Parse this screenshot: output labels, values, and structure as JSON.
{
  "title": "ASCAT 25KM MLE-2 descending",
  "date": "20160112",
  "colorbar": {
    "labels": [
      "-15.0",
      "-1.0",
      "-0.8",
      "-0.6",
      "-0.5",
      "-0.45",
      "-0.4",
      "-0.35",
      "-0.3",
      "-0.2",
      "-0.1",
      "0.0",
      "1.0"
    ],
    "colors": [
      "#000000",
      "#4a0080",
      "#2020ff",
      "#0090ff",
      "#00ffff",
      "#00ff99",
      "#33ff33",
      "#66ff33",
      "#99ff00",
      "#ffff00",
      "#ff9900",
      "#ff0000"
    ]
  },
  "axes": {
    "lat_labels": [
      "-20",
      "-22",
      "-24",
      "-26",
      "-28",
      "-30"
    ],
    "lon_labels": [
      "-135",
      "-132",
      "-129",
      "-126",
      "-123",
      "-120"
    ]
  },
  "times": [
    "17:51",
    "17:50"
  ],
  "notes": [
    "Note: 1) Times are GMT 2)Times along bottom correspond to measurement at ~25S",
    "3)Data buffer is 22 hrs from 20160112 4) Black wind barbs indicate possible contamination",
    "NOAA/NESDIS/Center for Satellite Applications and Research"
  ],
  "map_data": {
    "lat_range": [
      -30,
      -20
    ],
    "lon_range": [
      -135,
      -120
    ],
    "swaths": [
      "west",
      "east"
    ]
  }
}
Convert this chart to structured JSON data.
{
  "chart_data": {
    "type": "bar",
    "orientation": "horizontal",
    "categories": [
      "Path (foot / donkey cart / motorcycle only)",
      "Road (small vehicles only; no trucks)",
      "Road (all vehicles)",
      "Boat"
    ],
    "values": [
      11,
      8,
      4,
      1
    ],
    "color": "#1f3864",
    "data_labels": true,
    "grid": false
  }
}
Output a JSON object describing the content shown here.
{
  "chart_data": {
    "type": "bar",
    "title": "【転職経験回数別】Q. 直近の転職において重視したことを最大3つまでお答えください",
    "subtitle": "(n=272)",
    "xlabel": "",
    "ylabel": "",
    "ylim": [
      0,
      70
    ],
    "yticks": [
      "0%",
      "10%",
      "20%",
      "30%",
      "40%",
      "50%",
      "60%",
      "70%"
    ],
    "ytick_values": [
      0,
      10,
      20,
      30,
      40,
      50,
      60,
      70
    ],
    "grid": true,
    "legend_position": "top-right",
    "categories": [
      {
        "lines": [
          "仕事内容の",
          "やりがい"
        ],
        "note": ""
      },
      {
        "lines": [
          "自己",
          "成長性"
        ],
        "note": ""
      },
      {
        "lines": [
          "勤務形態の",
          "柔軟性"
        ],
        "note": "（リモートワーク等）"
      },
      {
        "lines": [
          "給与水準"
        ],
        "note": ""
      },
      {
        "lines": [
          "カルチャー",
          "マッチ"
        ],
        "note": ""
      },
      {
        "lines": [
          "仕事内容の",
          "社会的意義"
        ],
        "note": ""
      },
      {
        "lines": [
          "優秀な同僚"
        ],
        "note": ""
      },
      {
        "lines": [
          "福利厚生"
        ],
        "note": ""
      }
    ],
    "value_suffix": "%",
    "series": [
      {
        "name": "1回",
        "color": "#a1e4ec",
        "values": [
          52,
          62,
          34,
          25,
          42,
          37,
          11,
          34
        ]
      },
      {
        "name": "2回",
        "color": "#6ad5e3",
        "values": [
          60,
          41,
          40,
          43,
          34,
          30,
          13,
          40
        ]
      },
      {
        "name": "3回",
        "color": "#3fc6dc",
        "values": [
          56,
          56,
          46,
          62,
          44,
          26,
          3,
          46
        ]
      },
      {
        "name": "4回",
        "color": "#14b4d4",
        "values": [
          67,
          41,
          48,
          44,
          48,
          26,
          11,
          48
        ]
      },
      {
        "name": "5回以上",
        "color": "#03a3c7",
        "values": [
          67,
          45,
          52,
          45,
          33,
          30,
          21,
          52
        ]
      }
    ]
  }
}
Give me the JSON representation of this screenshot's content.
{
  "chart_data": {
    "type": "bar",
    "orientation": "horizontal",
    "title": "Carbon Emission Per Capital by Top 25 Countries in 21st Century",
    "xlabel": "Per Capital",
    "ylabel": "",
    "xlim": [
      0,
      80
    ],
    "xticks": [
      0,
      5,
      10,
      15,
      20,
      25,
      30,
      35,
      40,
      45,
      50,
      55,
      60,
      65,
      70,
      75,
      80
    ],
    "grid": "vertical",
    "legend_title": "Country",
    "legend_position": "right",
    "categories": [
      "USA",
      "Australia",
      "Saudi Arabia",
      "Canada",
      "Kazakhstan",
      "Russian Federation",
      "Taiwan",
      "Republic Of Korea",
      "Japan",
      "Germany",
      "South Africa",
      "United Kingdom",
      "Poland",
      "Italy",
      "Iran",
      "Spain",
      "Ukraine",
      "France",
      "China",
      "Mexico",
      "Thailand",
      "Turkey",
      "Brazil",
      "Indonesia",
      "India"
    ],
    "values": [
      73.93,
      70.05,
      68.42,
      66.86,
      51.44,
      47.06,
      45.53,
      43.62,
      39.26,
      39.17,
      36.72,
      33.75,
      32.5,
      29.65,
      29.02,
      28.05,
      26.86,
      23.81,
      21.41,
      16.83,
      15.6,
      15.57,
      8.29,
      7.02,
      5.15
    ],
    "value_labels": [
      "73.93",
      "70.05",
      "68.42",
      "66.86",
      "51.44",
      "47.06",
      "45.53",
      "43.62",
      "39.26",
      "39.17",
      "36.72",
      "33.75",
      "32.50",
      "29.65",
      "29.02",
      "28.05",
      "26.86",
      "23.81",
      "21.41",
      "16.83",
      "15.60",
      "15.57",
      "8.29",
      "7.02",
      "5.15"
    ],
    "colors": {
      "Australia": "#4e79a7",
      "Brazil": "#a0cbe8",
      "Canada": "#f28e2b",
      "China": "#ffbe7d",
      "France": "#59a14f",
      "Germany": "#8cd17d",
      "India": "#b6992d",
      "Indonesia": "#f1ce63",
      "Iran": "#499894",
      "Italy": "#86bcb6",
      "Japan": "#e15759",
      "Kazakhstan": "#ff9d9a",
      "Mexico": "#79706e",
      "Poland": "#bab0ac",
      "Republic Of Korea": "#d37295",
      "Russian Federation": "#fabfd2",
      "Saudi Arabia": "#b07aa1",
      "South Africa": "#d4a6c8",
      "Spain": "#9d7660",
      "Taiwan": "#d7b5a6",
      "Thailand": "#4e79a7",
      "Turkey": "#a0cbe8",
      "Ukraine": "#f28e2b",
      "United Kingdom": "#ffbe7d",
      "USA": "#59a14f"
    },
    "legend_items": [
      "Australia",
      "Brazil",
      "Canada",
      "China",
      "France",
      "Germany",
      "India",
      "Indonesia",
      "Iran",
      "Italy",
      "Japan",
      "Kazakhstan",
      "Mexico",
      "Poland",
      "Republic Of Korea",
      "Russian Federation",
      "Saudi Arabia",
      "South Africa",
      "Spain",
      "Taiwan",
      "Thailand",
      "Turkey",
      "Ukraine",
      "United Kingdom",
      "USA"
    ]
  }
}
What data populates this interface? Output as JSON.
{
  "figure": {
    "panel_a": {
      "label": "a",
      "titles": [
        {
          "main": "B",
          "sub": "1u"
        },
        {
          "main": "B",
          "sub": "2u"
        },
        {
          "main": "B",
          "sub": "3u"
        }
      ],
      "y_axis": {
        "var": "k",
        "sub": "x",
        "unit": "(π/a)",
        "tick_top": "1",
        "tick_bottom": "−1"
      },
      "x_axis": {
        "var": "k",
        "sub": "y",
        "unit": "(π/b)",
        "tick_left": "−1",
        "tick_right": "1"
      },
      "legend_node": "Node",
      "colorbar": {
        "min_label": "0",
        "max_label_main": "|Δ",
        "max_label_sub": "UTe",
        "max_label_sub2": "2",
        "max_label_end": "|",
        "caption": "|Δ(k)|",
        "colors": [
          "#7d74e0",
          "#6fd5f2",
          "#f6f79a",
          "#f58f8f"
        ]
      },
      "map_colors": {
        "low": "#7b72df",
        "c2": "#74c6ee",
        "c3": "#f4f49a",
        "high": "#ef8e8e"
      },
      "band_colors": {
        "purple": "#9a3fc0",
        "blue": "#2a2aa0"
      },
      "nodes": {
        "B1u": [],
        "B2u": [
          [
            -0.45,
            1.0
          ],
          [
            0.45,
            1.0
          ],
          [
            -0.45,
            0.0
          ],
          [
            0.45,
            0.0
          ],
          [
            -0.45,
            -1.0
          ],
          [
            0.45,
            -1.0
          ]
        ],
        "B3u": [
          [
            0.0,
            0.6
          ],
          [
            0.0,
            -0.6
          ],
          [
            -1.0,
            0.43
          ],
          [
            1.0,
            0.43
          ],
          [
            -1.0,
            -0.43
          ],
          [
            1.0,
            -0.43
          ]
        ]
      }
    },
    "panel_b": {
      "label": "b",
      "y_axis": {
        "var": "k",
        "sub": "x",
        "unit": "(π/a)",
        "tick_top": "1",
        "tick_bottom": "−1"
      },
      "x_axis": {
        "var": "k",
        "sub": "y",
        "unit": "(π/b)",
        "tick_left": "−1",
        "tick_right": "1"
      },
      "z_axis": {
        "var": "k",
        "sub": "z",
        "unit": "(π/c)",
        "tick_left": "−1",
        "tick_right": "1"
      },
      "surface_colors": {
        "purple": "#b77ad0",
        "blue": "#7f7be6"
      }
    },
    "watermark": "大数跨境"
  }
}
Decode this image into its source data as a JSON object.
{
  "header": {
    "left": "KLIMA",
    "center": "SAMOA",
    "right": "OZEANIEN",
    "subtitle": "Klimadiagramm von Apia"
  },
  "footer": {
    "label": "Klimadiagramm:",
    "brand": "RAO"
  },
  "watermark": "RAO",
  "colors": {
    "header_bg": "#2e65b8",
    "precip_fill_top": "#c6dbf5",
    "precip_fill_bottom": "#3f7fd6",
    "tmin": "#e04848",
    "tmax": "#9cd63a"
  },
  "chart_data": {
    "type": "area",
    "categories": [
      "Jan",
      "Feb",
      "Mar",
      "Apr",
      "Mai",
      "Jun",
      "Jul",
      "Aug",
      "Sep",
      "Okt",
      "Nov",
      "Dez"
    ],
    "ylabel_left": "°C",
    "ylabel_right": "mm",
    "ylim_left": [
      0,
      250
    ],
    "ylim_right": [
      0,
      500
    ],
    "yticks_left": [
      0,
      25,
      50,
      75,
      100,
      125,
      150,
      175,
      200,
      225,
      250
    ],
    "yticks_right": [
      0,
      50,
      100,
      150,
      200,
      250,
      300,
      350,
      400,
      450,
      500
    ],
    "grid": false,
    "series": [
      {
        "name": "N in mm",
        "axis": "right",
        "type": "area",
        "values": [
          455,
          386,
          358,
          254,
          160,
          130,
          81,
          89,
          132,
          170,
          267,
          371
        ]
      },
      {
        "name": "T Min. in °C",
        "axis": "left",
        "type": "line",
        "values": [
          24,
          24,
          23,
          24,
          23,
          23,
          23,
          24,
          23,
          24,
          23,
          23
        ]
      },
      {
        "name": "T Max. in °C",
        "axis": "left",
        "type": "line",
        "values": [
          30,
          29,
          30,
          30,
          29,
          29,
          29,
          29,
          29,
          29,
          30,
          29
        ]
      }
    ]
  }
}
######
◆ Task brief
Look over the listing. Pull out every line with the string "only" in it.

◆ Response to this task
      "Path (foot / donkey cart / motorcycle only)",
      "Road (small vehicles only; no trucks)",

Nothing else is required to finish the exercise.